[Begin Stored rows]

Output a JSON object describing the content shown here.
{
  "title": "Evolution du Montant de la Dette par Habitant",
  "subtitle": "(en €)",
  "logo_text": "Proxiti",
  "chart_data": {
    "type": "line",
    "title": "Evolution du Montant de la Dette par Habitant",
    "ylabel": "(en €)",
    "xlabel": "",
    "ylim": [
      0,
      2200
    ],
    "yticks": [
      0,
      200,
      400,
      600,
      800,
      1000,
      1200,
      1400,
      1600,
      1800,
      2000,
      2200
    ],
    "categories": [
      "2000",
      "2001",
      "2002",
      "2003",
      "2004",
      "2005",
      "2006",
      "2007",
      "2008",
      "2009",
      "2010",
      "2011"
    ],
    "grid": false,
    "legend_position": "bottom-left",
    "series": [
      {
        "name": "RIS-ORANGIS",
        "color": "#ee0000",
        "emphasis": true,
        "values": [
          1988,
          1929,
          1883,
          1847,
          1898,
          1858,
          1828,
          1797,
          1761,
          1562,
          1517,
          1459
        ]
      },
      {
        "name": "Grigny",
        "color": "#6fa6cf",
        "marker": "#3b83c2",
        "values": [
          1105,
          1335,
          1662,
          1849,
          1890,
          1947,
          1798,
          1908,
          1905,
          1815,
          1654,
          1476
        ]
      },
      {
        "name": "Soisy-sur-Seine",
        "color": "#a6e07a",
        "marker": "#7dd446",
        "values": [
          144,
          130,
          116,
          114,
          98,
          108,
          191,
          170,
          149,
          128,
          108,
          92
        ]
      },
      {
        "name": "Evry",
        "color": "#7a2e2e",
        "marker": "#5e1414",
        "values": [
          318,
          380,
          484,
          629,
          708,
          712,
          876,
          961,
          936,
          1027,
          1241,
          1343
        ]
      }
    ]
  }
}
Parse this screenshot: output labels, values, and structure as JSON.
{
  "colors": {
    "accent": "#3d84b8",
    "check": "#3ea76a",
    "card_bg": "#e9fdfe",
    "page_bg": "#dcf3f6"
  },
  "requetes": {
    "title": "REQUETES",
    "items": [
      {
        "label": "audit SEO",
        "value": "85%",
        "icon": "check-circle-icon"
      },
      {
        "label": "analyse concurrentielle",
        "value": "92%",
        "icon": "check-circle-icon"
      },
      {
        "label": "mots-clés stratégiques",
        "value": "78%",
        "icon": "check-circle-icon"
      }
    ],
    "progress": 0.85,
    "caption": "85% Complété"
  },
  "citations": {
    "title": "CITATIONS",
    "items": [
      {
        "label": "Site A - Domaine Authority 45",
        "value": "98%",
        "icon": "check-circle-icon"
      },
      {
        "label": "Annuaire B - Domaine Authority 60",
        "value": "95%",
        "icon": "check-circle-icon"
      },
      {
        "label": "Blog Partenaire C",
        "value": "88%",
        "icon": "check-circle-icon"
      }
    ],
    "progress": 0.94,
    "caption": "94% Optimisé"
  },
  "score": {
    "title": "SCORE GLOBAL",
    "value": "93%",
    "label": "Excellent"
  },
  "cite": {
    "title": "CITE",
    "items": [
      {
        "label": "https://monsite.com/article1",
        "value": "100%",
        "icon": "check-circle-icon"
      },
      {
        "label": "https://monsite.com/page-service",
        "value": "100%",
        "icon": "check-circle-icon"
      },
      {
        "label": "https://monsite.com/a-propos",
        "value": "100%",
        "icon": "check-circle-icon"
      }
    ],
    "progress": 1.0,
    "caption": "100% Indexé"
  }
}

[End Stored rows]

[What you should do]:
All of the entries above need to be reproduced exactly.

[Final result]:
Output a JSON object describing the content shown here.
{
  "title": "Evolution du Montant de la Dette par Habitant",
  "subtitle": "(en €)",
  "logo_text": "Proxiti",
  "chart_data": {
    "type": "line",
    "title": "Evolution du Montant de la Dette par Habitant",
    "ylabel": "(en €)",
    "xlabel": "",
    "ylim": [
      0,
      2200
    ],
    "yticks": [
      0,
      200,
      400,
      600,
      800,
      1000,
      1200,
      1400,
      1600,
      1800,
      2000,
      2200
    ],
    "categories": [
      "2000",
      "2001",
      "2002",
      "2003",
      "2004",
      "2005",
      "2006",
      "2007",
      "2008",
      "2009",
      "2010",
      "2011"
    ],
    "grid": false,
    "legend_position": "bottom-left",
    "series": [
      {
        "name": "RIS-ORANGIS",
        "color": "#ee0000",
        "emphasis": true,
        "values": [
          1988,
          1929,
          1883,
          1847,
          1898,
          1858,
          1828,
          1797,
          1761,
          1562,
          1517,
          1459
        ]
      },
      {
        "name": "Grigny",
        "color": "#6fa6cf",
        "marker": "#3b83c2",
        "values": [
          1105,
          1335,
          1662,
          1849,
          1890,
          1947,
          1798,
          1908,
          1905,
          1815,
          1654,
          1476
        ]
      },
      {
        "name": "Soisy-sur-Seine",
        "color": "#a6e07a",
        "marker": "#7dd446",
        "values": [
          144,
          130,
          116,
          114,
          98,
          108,
          191,
          170,
          149,
          128,
          108,
          92
        ]
      },
      {
        "name": "Evry",
        "color": "#7a2e2e",
        "marker": "#5e1414",
        "values": [
          318,
          380,
          484,
          629,
          708,
          712,
          876,
          961,
          936,
          1027,
          1241,
          1343
        ]
      }
    ]
  }
}
Parse this screenshot: output labels, values, and structure as JSON.
{
  "colors": {
    "accent": "#3d84b8",
    "check": "#3ea76a",
    "card_bg": "#e9fdfe",
    "page_bg": "#dcf3f6"
  },
  "requetes": {
    "title": "REQUETES",
    "items": [
      {
        "label": "audit SEO",
        "value": "85%",
        "icon": "check-circle-icon"
      },
      {
        "label": "analyse concurrentielle",
        "value": "92%",
        "icon": "check-circle-icon"
      },
      {
        "label": "mots-clés stratégiques",
        "value": "78%",
        "icon": "check-circle-icon"
      }
    ],
    "progress": 0.85,
    "caption": "85% Complété"
  },
  "citations": {
    "title": "CITATIONS",
    "items": [
      {
        "label": "Site A - Domaine Authority 45",
        "value": "98%",
        "icon": "check-circle-icon"
      },
      {
        "label": "Annuaire B - Domaine Authority 60",
        "value": "95%",
        "icon": "check-circle-icon"
      },
      {
        "label": "Blog Partenaire C",
        "value": "88%",
        "icon": "check-circle-icon"
      }
    ],
    "progress": 0.94,
    "caption": "94% Optimisé"
  },
  "score": {
    "title": "SCORE GLOBAL",
    "value": "93%",
    "label": "Excellent"
  },
  "cite": {
    "title": "CITE",
    "items": [
      {
        "label": "https://monsite.com/article1",
        "value": "100%",
        "icon": "check-circle-icon"
      },
      {
        "label": "https://monsite.com/page-service",
        "value": "100%",
        "icon": "check-circle-icon"
      },
      {
        "label": "https://monsite.com/a-propos",
        "value": "100%",
        "icon": "check-circle-icon"
      }
    ],
    "progress": 1.0,
    "caption": "100% Indexé"
  }
}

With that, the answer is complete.